▸ DATA EXTRACT:
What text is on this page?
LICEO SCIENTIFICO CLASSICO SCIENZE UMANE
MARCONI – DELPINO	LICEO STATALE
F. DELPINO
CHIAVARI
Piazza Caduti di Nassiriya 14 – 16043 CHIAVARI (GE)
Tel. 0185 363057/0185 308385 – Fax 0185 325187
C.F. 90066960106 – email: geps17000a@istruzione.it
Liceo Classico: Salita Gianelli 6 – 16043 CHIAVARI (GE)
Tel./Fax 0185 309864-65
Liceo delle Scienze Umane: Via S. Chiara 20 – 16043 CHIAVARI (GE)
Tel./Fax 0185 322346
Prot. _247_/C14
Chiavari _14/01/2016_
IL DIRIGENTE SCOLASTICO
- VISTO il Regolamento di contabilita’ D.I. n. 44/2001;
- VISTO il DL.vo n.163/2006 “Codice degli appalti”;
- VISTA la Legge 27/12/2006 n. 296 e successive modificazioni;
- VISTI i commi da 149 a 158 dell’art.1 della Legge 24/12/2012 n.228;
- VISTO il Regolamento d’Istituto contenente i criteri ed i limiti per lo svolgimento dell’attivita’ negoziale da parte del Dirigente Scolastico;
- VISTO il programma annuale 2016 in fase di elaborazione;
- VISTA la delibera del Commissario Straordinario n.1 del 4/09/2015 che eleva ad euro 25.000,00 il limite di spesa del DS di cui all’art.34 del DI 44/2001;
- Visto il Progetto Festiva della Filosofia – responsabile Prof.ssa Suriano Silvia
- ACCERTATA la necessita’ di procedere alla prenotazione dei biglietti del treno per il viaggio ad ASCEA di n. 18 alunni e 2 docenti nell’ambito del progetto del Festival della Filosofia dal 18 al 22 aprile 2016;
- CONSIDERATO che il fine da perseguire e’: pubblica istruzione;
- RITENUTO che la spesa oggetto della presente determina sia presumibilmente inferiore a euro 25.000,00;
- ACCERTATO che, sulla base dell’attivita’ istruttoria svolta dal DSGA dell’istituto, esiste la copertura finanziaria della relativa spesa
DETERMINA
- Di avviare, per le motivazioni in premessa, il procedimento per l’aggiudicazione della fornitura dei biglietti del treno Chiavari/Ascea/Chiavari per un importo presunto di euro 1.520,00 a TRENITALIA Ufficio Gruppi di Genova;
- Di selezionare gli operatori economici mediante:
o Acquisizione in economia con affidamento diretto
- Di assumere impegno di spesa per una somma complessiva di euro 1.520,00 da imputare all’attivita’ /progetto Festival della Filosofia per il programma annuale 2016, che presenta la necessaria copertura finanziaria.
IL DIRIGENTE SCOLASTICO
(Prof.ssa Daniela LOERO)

▸ PROBLEM DESCRIPTION: Write out the whole listing exactly.

▸ WRITTEN SOLUTION:
What text is on this page?
LICEO SCIENTIFICO CLASSICO SCIENZE UMANE
MARCONI – DELPINO	LICEO STATALE
F. DELPINO
CHIAVARI
Piazza Caduti di Nassiriya 14 – 16043 CHIAVARI (GE)
Tel. 0185 363057/0185 308385 – Fax 0185 325187
C.F. 90066960106 – email: geps17000a@istruzione.it
Liceo Classico: Salita Gianelli 6 – 16043 CHIAVARI (GE)
Tel./Fax 0185 309864-65
Liceo delle Scienze Umane: Via S. Chiara 20 – 16043 CHIAVARI (GE)
Tel./Fax 0185 322346
Prot. _247_/C14
Chiavari _14/01/2016_
IL DIRIGENTE SCOLASTICO
- VISTO il Regolamento di contabilita’ D.I. n. 44/2001;
- VISTO il DL.vo n.163/2006 “Codice degli appalti”;
- VISTA la Legge 27/12/2006 n. 296 e successive modificazioni;
- VISTI i commi da 149 a 158 dell’art.1 della Legge 24/12/2012 n.228;
- VISTO il Regolamento d’Istituto contenente i criteri ed i limiti per lo svolgimento dell’attivita’ negoziale da parte del Dirigente Scolastico;
- VISTO il programma annuale 2016 in fase di elaborazione;
- VISTA la delibera del Commissario Straordinario n.1 del 4/09/2015 che eleva ad euro 25.000,00 il limite di spesa del DS di cui all’art.34 del DI 44/2001;
- Visto il Progetto Festiva della Filosofia – responsabile Prof.ssa Suriano Silvia
- ACCERTATA la necessita’ di procedere alla prenotazione dei biglietti del treno per il viaggio ad ASCEA di n. 18 alunni e 2 docenti nell’ambito del progetto del Festival della Filosofia dal 18 al 22 aprile 2016;
- CONSIDERATO che il fine da perseguire e’: pubblica istruzione;
- RITENUTO che la spesa oggetto della presente determina sia presumibilmente inferiore a euro 25.000,00;
- ACCERTATO che, sulla base dell’attivita’ istruttoria svolta dal DSGA dell’istituto, esiste la copertura finanziaria della relativa spesa
DETERMINA
- Di avviare, per le motivazioni in premessa, il procedimento per l’aggiudicazione della fornitura dei biglietti del treno Chiavari/Ascea/Chiavari per un importo presunto di euro 1.520,00 a TRENITALIA Ufficio Gruppi di Genova;
- Di selezionare gli operatori economici mediante:
o Acquisizione in economia con affidamento diretto
- Di assumere impegno di spesa per una somma complessiva di euro 1.520,00 da imputare all’attivita’ /progetto Festival della Filosofia per il programma annuale 2016, che presenta la necessaria copertura finanziaria.
IL DIRIGENTE SCOLASTICO
(Prof.ssa Daniela LOERO)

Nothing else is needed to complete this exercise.